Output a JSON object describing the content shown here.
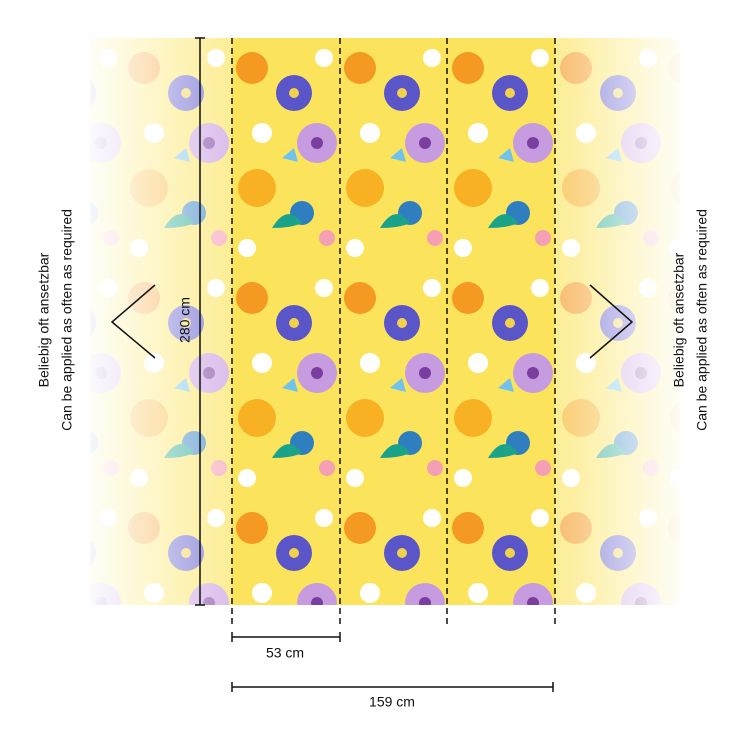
{
  "dimensions": {
    "height": "280 cm",
    "panel_width": "53 cm",
    "total_width": "159 cm"
  },
  "left_note": {
    "line1": "Beliebig oft ansetzbar",
    "line2": "Can be applied as often as required"
  },
  "right_note": {
    "line1": "Beliebig oft ansetzbar",
    "line2": "Can be applied as often as required"
  }
}
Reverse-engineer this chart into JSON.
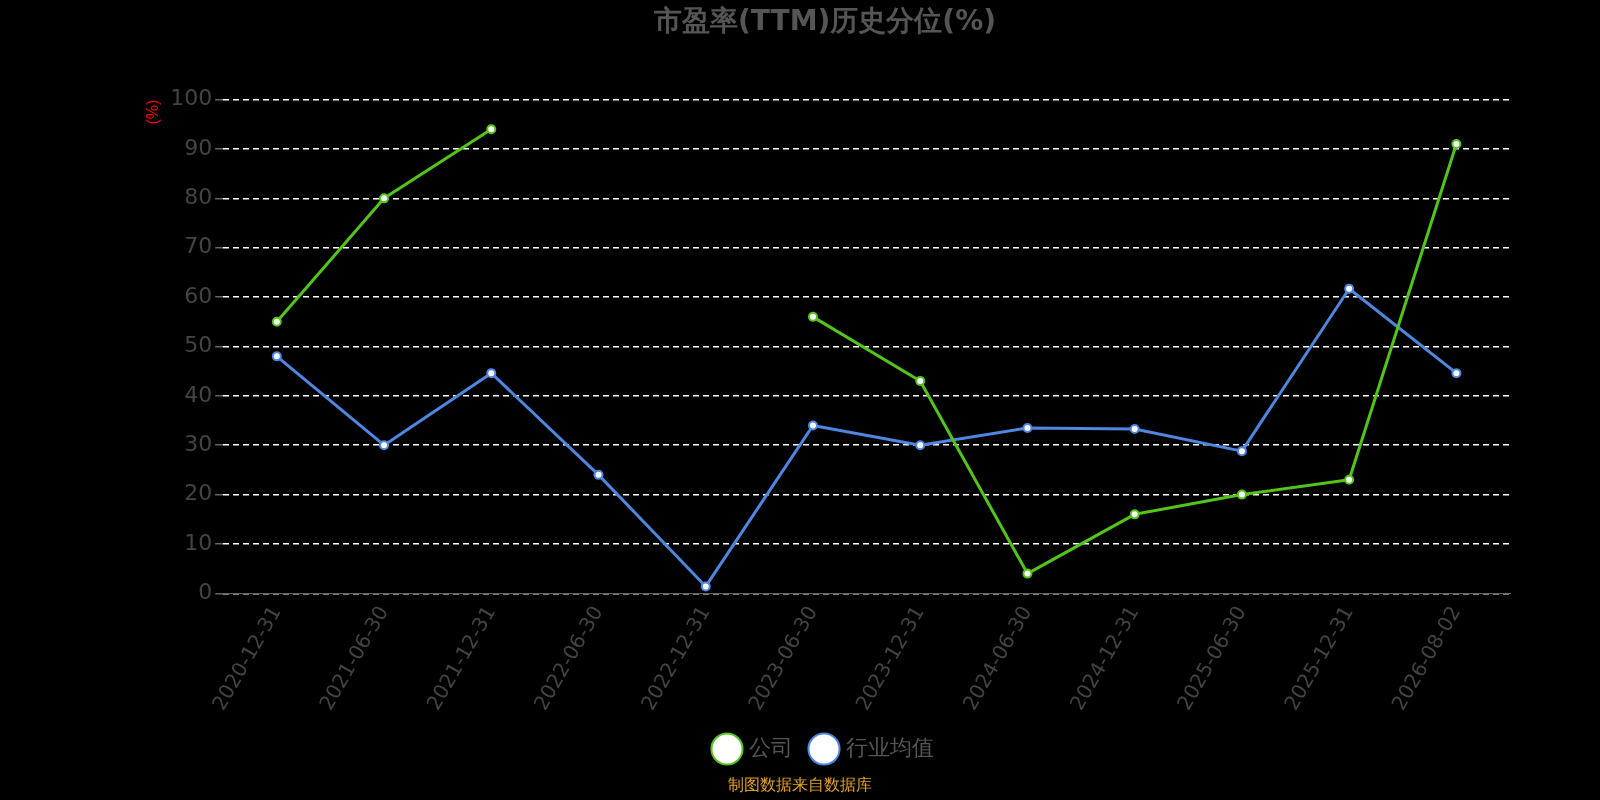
{
  "chart_data": {
    "type": "line",
    "title": "市盈率(TTM)历史分位(%)",
    "ylabel": "(%)",
    "categories": [
      "2020-12-31",
      "2021-06-30",
      "2021-12-31",
      "2022-06-30",
      "2022-12-31",
      "2023-06-30",
      "2023-12-31",
      "2024-06-30",
      "2024-12-31",
      "2025-06-30",
      "2025-12-31",
      "2026-08-02"
    ],
    "series": [
      {
        "name": "公司",
        "color": "#52c41a",
        "values": [
          55,
          80,
          94,
          null,
          null,
          56,
          43,
          4,
          16,
          20,
          23,
          91
        ]
      },
      {
        "name": "行业均值",
        "color": "#4e86e0",
        "values": [
          48,
          30,
          44.6,
          24,
          1.4,
          34,
          30,
          33.5,
          33.3,
          28.8,
          61.7,
          44.6
        ]
      }
    ],
    "ylim": [
      0,
      100
    ],
    "yticks": [
      0,
      10,
      20,
      30,
      40,
      50,
      60,
      70,
      80,
      90,
      100
    ],
    "grid": "y",
    "legend": "bottom",
    "marker": "circle",
    "line_style": "solid",
    "annotations": [
      "制图数据来自数据库"
    ]
  }
}
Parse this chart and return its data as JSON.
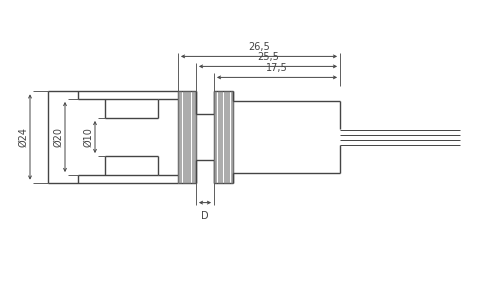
{
  "bg_color": "#ffffff",
  "line_color": "#444444",
  "dim_color": "#444444",
  "font_size": 7,
  "dims": {
    "26_5": "26,5",
    "25_5": "25,5",
    "17_5": "17,5",
    "D": "D",
    "phi24": "Ø24",
    "phi20": "Ø20",
    "phi10": "Ø10"
  }
}
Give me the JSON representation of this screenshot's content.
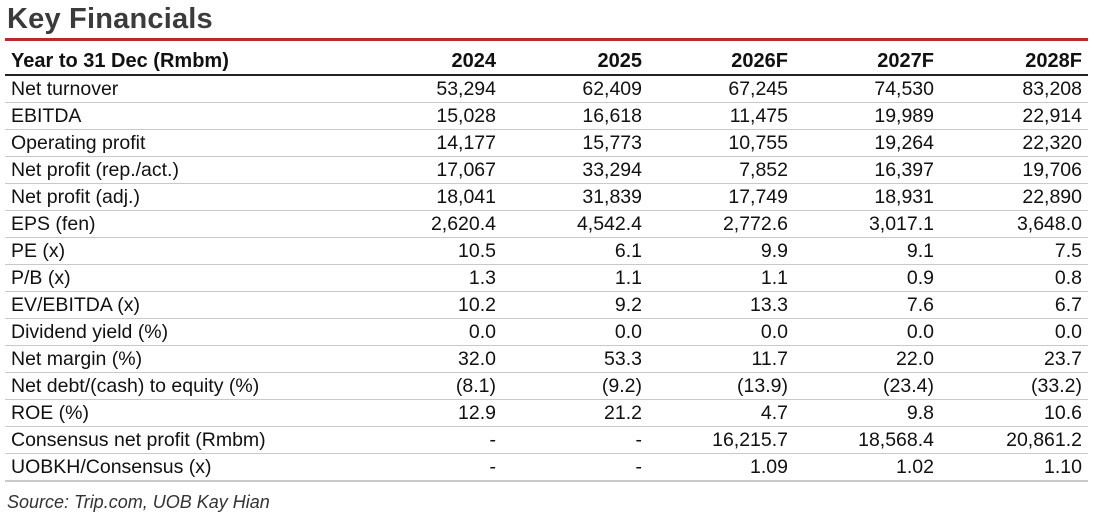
{
  "title": "Key Financials",
  "table": {
    "headers": [
      "Year to 31 Dec (Rmbm)",
      "2024",
      "2025",
      "2026F",
      "2027F",
      "2028F"
    ],
    "rows": [
      [
        "Net turnover",
        "53,294",
        "62,409",
        "67,245",
        "74,530",
        "83,208"
      ],
      [
        "EBITDA",
        "15,028",
        "16,618",
        "11,475",
        "19,989",
        "22,914"
      ],
      [
        "Operating profit",
        "14,177",
        "15,773",
        "10,755",
        "19,264",
        "22,320"
      ],
      [
        "Net profit (rep./act.)",
        "17,067",
        "33,294",
        "7,852",
        "16,397",
        "19,706"
      ],
      [
        "Net profit (adj.)",
        "18,041",
        "31,839",
        "17,749",
        "18,931",
        "22,890"
      ],
      [
        "EPS (fen)",
        "2,620.4",
        "4,542.4",
        "2,772.6",
        "3,017.1",
        "3,648.0"
      ],
      [
        "PE (x)",
        "10.5",
        "6.1",
        "9.9",
        "9.1",
        "7.5"
      ],
      [
        "P/B (x)",
        "1.3",
        "1.1",
        "1.1",
        "0.9",
        "0.8"
      ],
      [
        "EV/EBITDA (x)",
        "10.2",
        "9.2",
        "13.3",
        "7.6",
        "6.7"
      ],
      [
        "Dividend yield (%)",
        "0.0",
        "0.0",
        "0.0",
        "0.0",
        "0.0"
      ],
      [
        "Net margin (%)",
        "32.0",
        "53.3",
        "11.7",
        "22.0",
        "23.7"
      ],
      [
        "Net debt/(cash) to equity (%)",
        "(8.1)",
        "(9.2)",
        "(13.9)",
        "(23.4)",
        "(33.2)"
      ],
      [
        "ROE (%)",
        "12.9",
        "21.2",
        "4.7",
        "9.8",
        "10.6"
      ],
      [
        "Consensus net profit (Rmbm)",
        "-",
        "-",
        "16,215.7",
        "18,568.4",
        "20,861.2"
      ],
      [
        "UOBKH/Consensus (x)",
        "-",
        "-",
        "1.09",
        "1.02",
        "1.10"
      ]
    ]
  },
  "source": "Source: Trip.com, UOB Kay Hian",
  "colors": {
    "accent_rule": "#b8282c",
    "title": "#3b3b3b",
    "row_rule": "#c9c9c9"
  }
}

Goal of the exercise: Omitting all images, retype each line of the records precisely.

Solution to this exercise:
Output a JSON object describing the content shown here.
{
  "dimensions": {
    "height": "280 cm",
    "panel_width": "53 cm",
    "total_width": "159 cm"
  },
  "left_note": {
    "line1": "Beliebig oft ansetzbar",
    "line2": "Can be applied as often as required"
  },
  "right_note": {
    "line1": "Beliebig oft ansetzbar",
    "line2": "Can be applied as often as required"
  }
}
Reverse-engineer this chart into JSON.
{
  "chart_data": {
    "type": "line",
    "title": "市盈率(TTM)历史分位(%)",
    "ylabel": "(%)",
    "categories": [
      "2020-12-31",
      "2021-06-30",
      "2021-12-31",
      "2022-06-30",
      "2022-12-31",
      "2023-06-30",
      "2023-12-31",
      "2024-06-30",
      "2024-12-31",
      "2025-06-30",
      "2025-12-31",
      "2026-08-02"
    ],
    "series": [
      {
        "name": "公司",
        "color": "#52c41a",
        "values": [
          55,
          80,
          94,
          null,
          null,
          56,
          43,
          4,
          16,
          20,
          23,
          91
        ]
      },
      {
        "name": "行业均值",
        "color": "#4e86e0",
        "values": [
          48,
          30,
          44.6,
          24,
          1.4,
          34,
          30,
          33.5,
          33.3,
          28.8,
          61.7,
          44.6
        ]
      }
    ],
    "ylim": [
      0,
      100
    ],
    "yticks": [
      0,
      10,
      20,
      30,
      40,
      50,
      60,
      70,
      80,
      90,
      100
    ],
    "grid": "y",
    "legend": "bottom",
    "marker": "circle",
    "line_style": "solid",
    "annotations": [
      "制图数据来自数据库"
    ]
  }
}
Parse this chart and return its data as JSON.
{
  "bg_color": "#ffffff",
  "line_color": "#444444",
  "dim_color": "#444444",
  "font_size": 7,
  "dims": {
    "26_5": "26,5",
    "25_5": "25,5",
    "17_5": "17,5",
    "D": "D",
    "phi24": "Ø24",
    "phi20": "Ø20",
    "phi10": "Ø10"
  }
}
Give me the JSON representation of this screenshot's content.
{
  "title": "Key Financials",
  "table": {
    "headers": [
      "Year to 31 Dec (Rmbm)",
      "2024",
      "2025",
      "2026F",
      "2027F",
      "2028F"
    ],
    "rows": [
      [
        "Net turnover",
        "53,294",
        "62,409",
        "67,245",
        "74,530",
        "83,208"
      ],
      [
        "EBITDA",
        "15,028",
        "16,618",
        "11,475",
        "19,989",
        "22,914"
      ],
      [
        "Operating profit",
        "14,177",
        "15,773",
        "10,755",
        "19,264",
        "22,320"
      ],
      [
        "Net profit (rep./act.)",
        "17,067",
        "33,294",
        "7,852",
        "16,397",
        "19,706"
      ],
      [
        "Net profit (adj.)",
        "18,041",
        "31,839",
        "17,749",
        "18,931",
        "22,890"
      ],
      [
        "EPS (fen)",
        "2,620.4",
        "4,542.4",
        "2,772.6",
        "3,017.1",
        "3,648.0"
      ],
      [
        "PE (x)",
        "10.5",
        "6.1",
        "9.9",
        "9.1",
        "7.5"
      ],
      [
        "P/B (x)",
        "1.3",
        "1.1",
        "1.1",
        "0.9",
        "0.8"
      ],
      [
        "EV/EBITDA (x)",
        "10.2",
        "9.2",
        "13.3",
        "7.6",
        "6.7"
      ],
      [
        "Dividend yield (%)",
        "0.0",
        "0.0",
        "0.0",
        "0.0",
        "0.0"
      ],
      [
        "Net margin (%)",
        "32.0",
        "53.3",
        "11.7",
        "22.0",
        "23.7"
      ],
      [
        "Net debt/(cash) to equity (%)",
        "(8.1)",
        "(9.2)",
        "(13.9)",
        "(23.4)",
        "(33.2)"
      ],
      [
        "ROE (%)",
        "12.9",
        "21.2",
        "4.7",
        "9.8",
        "10.6"
      ],
      [
        "Consensus net profit (Rmbm)",
        "-",
        "-",
        "16,215.7",
        "18,568.4",
        "20,861.2"
      ],
      [
        "UOBKH/Consensus (x)",
        "-",
        "-",
        "1.09",
        "1.02",
        "1.10"
      ]
    ]
  },
  "source": "Source: Trip.com, UOB Kay Hian",
  "colors": {
    "accent_rule": "#b8282c",
    "title": "#3b3b3b",
    "row_rule": "#c9c9c9"
  }
}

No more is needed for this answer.